__YOUR GOAL__.
Tell me how many lines hold "Spring", please, using only the number.
┏━━
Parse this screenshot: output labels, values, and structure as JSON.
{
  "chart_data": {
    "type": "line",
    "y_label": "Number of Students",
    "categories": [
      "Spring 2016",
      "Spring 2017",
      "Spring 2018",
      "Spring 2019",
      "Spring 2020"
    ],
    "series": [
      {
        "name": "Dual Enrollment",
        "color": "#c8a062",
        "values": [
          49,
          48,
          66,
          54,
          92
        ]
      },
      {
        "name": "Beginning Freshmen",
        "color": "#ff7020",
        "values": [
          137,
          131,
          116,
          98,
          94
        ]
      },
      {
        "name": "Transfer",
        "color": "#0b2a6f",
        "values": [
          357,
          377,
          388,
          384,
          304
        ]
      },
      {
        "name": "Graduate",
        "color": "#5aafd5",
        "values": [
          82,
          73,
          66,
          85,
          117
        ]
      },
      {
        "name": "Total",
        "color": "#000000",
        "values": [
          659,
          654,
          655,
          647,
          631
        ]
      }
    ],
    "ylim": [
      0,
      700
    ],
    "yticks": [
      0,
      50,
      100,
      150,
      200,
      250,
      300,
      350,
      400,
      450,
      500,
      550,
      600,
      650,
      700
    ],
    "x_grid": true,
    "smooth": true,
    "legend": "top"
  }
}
┗━━
__COMPLETED TASK__.
5